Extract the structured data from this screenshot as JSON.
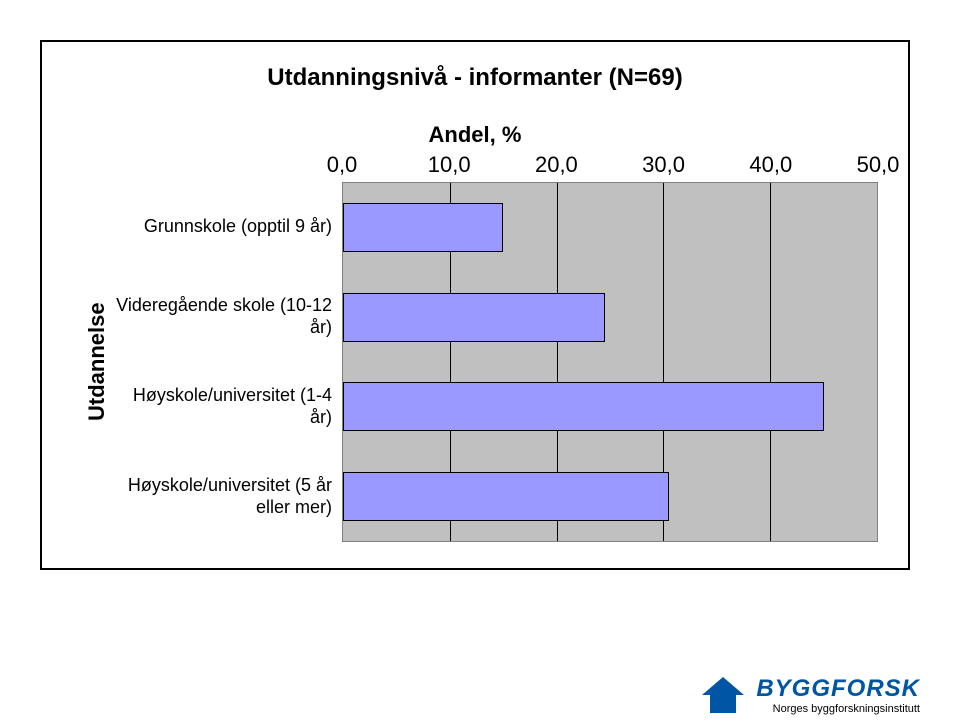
{
  "chart": {
    "type": "bar-horizontal",
    "title": "Utdanningsnivå - informanter (N=69)",
    "title_fontsize": 24,
    "xaxis": {
      "title": "Andel, %",
      "title_fontsize": 22,
      "min": 0.0,
      "max": 50.0,
      "tick_step": 10.0,
      "ticks": [
        "0,0",
        "10,0",
        "20,0",
        "30,0",
        "40,0",
        "50,0"
      ],
      "tick_fontsize": 22
    },
    "yaxis": {
      "title": "Utdannelse",
      "title_fontsize": 22,
      "label_fontsize": 18
    },
    "categories": [
      "Grunnskole (opptil 9 år)",
      "Videregående skole (10-12 år)",
      "Høyskole/universitet (1-4 år)",
      "Høyskole/universitet (5 år eller mer)"
    ],
    "values": [
      15.0,
      24.5,
      45.0,
      30.5
    ],
    "bar_color": "#9999ff",
    "bar_border_color": "#000000",
    "bar_width_ratio": 0.55,
    "plot_background": "#c0c0c0",
    "plot_border_color": "#808080",
    "grid_color": "#000000",
    "frame_border_color": "#000000",
    "background_color": "#ffffff"
  },
  "branding": {
    "name": "BYGGFORSK",
    "name_color": "#0056a4",
    "name_fontsize": 24,
    "subtitle": "Norges byggforskningsinstitutt",
    "subtitle_color": "#000000",
    "logo_color": "#0056a4"
  }
}
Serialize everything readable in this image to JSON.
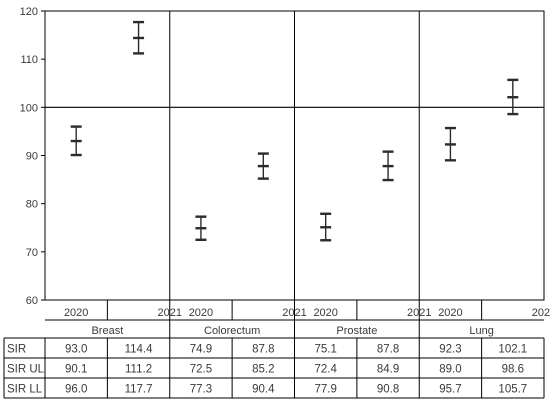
{
  "chart_data": {
    "type": "table",
    "title": "",
    "xlabel": "",
    "ylabel": "",
    "ylim": [
      60,
      120
    ],
    "yticks": [
      60,
      70,
      80,
      90,
      100,
      110,
      120
    ],
    "reference_line": 100,
    "grid": false,
    "groups": [
      "Breast",
      "Colorectum",
      "Prostate",
      "Lung"
    ],
    "years": [
      "2020",
      "2021"
    ],
    "row_labels": [
      "SIR",
      "SIR UL",
      "SIR LL"
    ],
    "series": [
      {
        "name": "SIR",
        "values": [
          93.0,
          114.4,
          74.9,
          87.8,
          75.1,
          87.8,
          92.3,
          102.1
        ],
        "labels": [
          "93.0",
          "114.4",
          "74.9",
          "87.8",
          "75.1",
          "87.8",
          "92.3",
          "102.1"
        ]
      },
      {
        "name": "SIR UL",
        "values": [
          90.1,
          111.2,
          72.5,
          85.2,
          72.4,
          84.9,
          89.0,
          98.6
        ],
        "labels": [
          "90.1",
          "111.2",
          "72.5",
          "85.2",
          "72.4",
          "84.9",
          "89.0",
          "98.6"
        ]
      },
      {
        "name": "SIR LL",
        "values": [
          96.0,
          117.7,
          77.3,
          90.4,
          77.9,
          90.8,
          95.7,
          105.7
        ],
        "labels": [
          "96.0",
          "117.7",
          "77.3",
          "90.4",
          "77.9",
          "90.8",
          "95.7",
          "105.7"
        ]
      }
    ]
  },
  "colors": {
    "axis": "#000000",
    "marker": "#2b2b2b",
    "text": "#3b3b3b",
    "table_border": "#000000"
  }
}
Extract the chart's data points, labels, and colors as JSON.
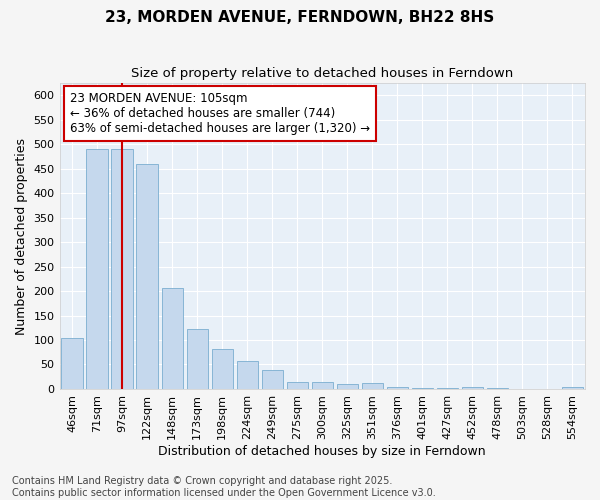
{
  "title": "23, MORDEN AVENUE, FERNDOWN, BH22 8HS",
  "subtitle": "Size of property relative to detached houses in Ferndown",
  "xlabel": "Distribution of detached houses by size in Ferndown",
  "ylabel": "Number of detached properties",
  "footer_line1": "Contains HM Land Registry data © Crown copyright and database right 2025.",
  "footer_line2": "Contains public sector information licensed under the Open Government Licence v3.0.",
  "categories": [
    "46sqm",
    "71sqm",
    "97sqm",
    "122sqm",
    "148sqm",
    "173sqm",
    "198sqm",
    "224sqm",
    "249sqm",
    "275sqm",
    "300sqm",
    "325sqm",
    "351sqm",
    "376sqm",
    "401sqm",
    "427sqm",
    "452sqm",
    "478sqm",
    "503sqm",
    "528sqm",
    "554sqm"
  ],
  "values": [
    105,
    490,
    490,
    460,
    207,
    122,
    82,
    57,
    38,
    14,
    14,
    10,
    12,
    3,
    1,
    1,
    5,
    1,
    0,
    0,
    4
  ],
  "bar_color": "#c5d8ed",
  "bar_edge_color": "#7aaed0",
  "vline_x": 2,
  "vline_color": "#cc0000",
  "annotation_title": "23 MORDEN AVENUE: 105sqm",
  "annotation_line1": "← 36% of detached houses are smaller (744)",
  "annotation_line2": "63% of semi-detached houses are larger (1,320) →",
  "annotation_box_color": "#ffffff",
  "annotation_border_color": "#cc0000",
  "ylim": [
    0,
    625
  ],
  "yticks": [
    0,
    50,
    100,
    150,
    200,
    250,
    300,
    350,
    400,
    450,
    500,
    550,
    600
  ],
  "fig_bg_color": "#f5f5f5",
  "plot_bg_color": "#e8f0f8",
  "grid_color": "#ffffff",
  "title_fontsize": 11,
  "subtitle_fontsize": 9.5,
  "axis_label_fontsize": 9,
  "tick_fontsize": 8,
  "footer_fontsize": 7,
  "annotation_fontsize": 8.5
}
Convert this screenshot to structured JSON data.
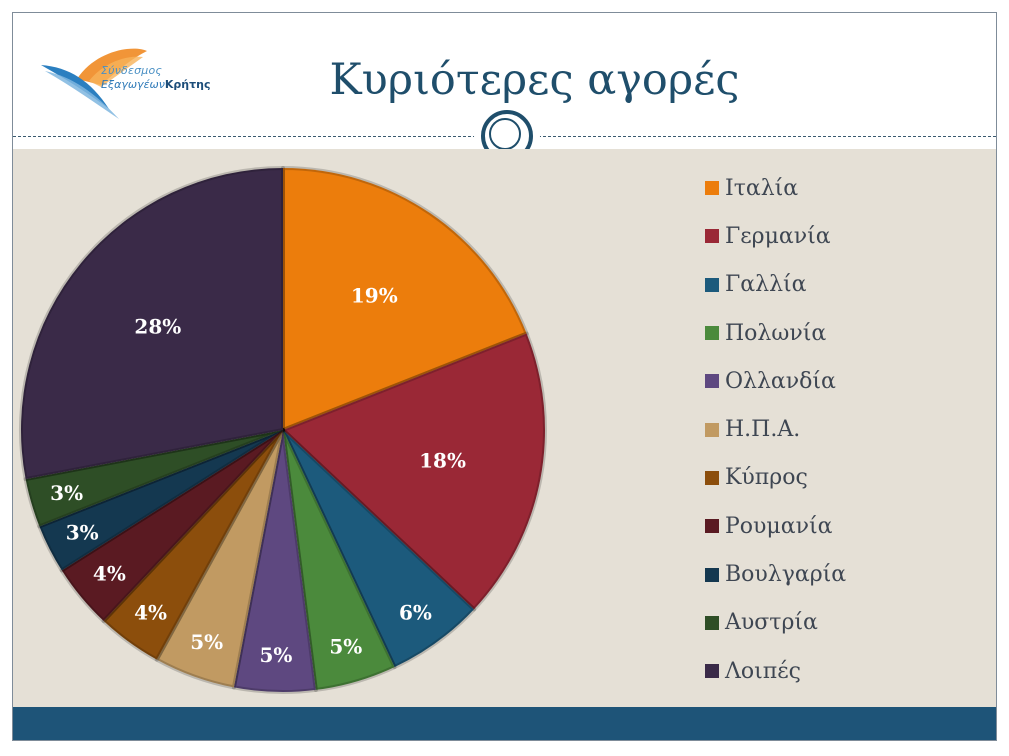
{
  "header": {
    "logo_line1": "Σύνδεσμος",
    "logo_line2_prefix": "Εξαγωγέων",
    "logo_line2_bold": "Κρήτης",
    "title": "Κυριότερες αγορές"
  },
  "chart_data": {
    "type": "pie",
    "title": "",
    "legend_position": "right",
    "categories": [
      "Ιταλία",
      "Γερμανία",
      "Γαλλία",
      "Πολωνία",
      "Ολλανδία",
      "Η.Π.Α.",
      "Κύπρος",
      "Ρουμανία",
      "Βουλγαρία",
      "Αυστρία",
      "Λοιπές"
    ],
    "values": [
      19,
      18,
      6,
      5,
      5,
      5,
      4,
      4,
      3,
      3,
      28
    ],
    "labels": [
      "19%",
      "18%",
      "6%",
      "5%",
      "5%",
      "5%",
      "4%",
      "4%",
      "3%",
      "3%",
      "28%"
    ],
    "colors": [
      "#ec7d0c",
      "#9a2836",
      "#1c5a7c",
      "#4b8a3c",
      "#5e4880",
      "#c19a62",
      "#8c4e0c",
      "#5a1a22",
      "#143850",
      "#2e4e26",
      "#3a2a48"
    ]
  }
}
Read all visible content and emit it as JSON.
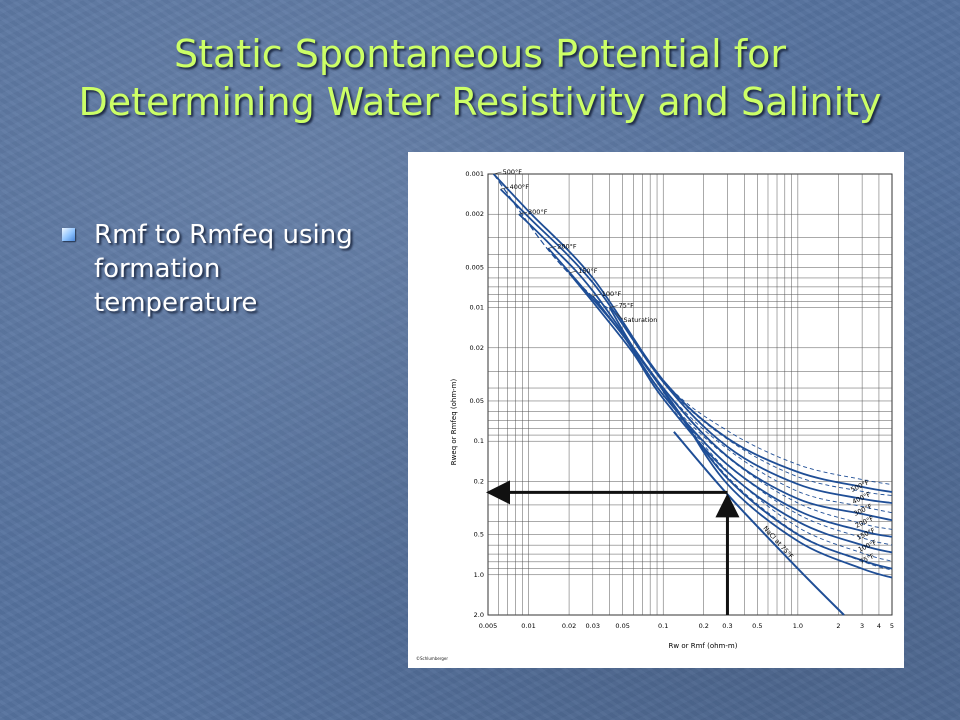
{
  "slide": {
    "title_line1": "Static Spontaneous Potential for",
    "title_line2": "Determining Water Resistivity and Salinity",
    "bullets": [
      "Rmf to Rmfeq using formation temperature"
    ]
  },
  "colors": {
    "title": "#ccff66",
    "background": "#56729e",
    "curve": "#1f4e96",
    "arrow": "#111111"
  },
  "chart_data": {
    "type": "line",
    "title": "",
    "xlabel": "Rw or Rmf (ohm-m)",
    "ylabel": "Rweq or Rmfeq (ohm-m)",
    "x_scale": "log",
    "y_scale": "log",
    "xlim": [
      0.005,
      5
    ],
    "ylim": [
      0.001,
      2
    ],
    "y_inverted": true,
    "grid": true,
    "x_tick_labels": [
      "0.005",
      "0.01",
      "0.02",
      "0.03",
      "0.05",
      "0.1",
      "0.2",
      "0.3",
      "0.5",
      "1.0",
      "2",
      "3",
      "4",
      "5"
    ],
    "x_tick_values": [
      0.005,
      0.01,
      0.02,
      0.03,
      0.05,
      0.1,
      0.2,
      0.3,
      0.5,
      1,
      2,
      3,
      4,
      5
    ],
    "y_tick_labels": [
      "0.001",
      "0.002",
      "0.005",
      "0.01",
      "0.02",
      "0.05",
      "0.1",
      "0.2",
      "0.5",
      "1.0",
      "2.0"
    ],
    "y_tick_values": [
      0.001,
      0.002,
      0.005,
      0.01,
      0.02,
      0.05,
      0.1,
      0.2,
      0.5,
      1,
      2
    ],
    "series": [
      {
        "name": "500°F",
        "x": [
          0.0055,
          0.01,
          0.03,
          0.1,
          0.3,
          1,
          3,
          5
        ],
        "y": [
          0.001,
          0.0019,
          0.006,
          0.035,
          0.095,
          0.17,
          0.22,
          0.24
        ]
      },
      {
        "name": "400°F",
        "x": [
          0.0062,
          0.01,
          0.03,
          0.1,
          0.3,
          1,
          3,
          5
        ],
        "y": [
          0.0013,
          0.0021,
          0.0065,
          0.036,
          0.11,
          0.21,
          0.27,
          0.29
        ]
      },
      {
        "name": "300°F",
        "x": [
          0.0085,
          0.015,
          0.03,
          0.1,
          0.3,
          1,
          3,
          5
        ],
        "y": [
          0.002,
          0.0035,
          0.0075,
          0.04,
          0.13,
          0.27,
          0.35,
          0.39
        ]
      },
      {
        "name": "200°F",
        "x": [
          0.014,
          0.025,
          0.05,
          0.1,
          0.3,
          1,
          3,
          5
        ],
        "y": [
          0.0036,
          0.007,
          0.016,
          0.045,
          0.15,
          0.33,
          0.47,
          0.52
        ]
      },
      {
        "name": "150°F",
        "x": [
          0.02,
          0.035,
          0.06,
          0.1,
          0.3,
          1,
          3,
          5
        ],
        "y": [
          0.0055,
          0.011,
          0.022,
          0.048,
          0.17,
          0.4,
          0.6,
          0.68
        ]
      },
      {
        "name": "100°F",
        "x": [
          0.03,
          0.05,
          0.08,
          0.12,
          0.3,
          1,
          3,
          5
        ],
        "y": [
          0.0082,
          0.016,
          0.03,
          0.055,
          0.19,
          0.5,
          0.78,
          0.9
        ]
      },
      {
        "name": "75°F",
        "x": [
          0.04,
          0.06,
          0.09,
          0.13,
          0.3,
          1,
          3,
          5
        ],
        "y": [
          0.01,
          0.02,
          0.036,
          0.06,
          0.21,
          0.56,
          0.9,
          1.05
        ]
      }
    ],
    "nacl_line": {
      "name": "NaCl at 75°F",
      "x": [
        0.12,
        0.3,
        1,
        2.2
      ],
      "y": [
        0.085,
        0.25,
        0.9,
        2.0
      ]
    },
    "saturation_line": {
      "name": "Saturation",
      "x": [
        0.0055,
        0.014,
        0.03,
        0.045
      ],
      "y": [
        0.001,
        0.0037,
        0.0083,
        0.011
      ]
    },
    "right_labels": [
      "500°F",
      "400°F",
      "300°F",
      "200°F",
      "150°F",
      "100°F",
      "75°F"
    ],
    "annotation": {
      "from_x": 0.3,
      "to_y": 0.25
    },
    "credit": "©Schlumberger"
  }
}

* STATED PROBLEM
Search the data above for the string "type" and copy each line that has it.

* FULL ANSWER
    "type": "bar-horizontal",
    "type": "table",
    "type": "pie",
    "type": "line",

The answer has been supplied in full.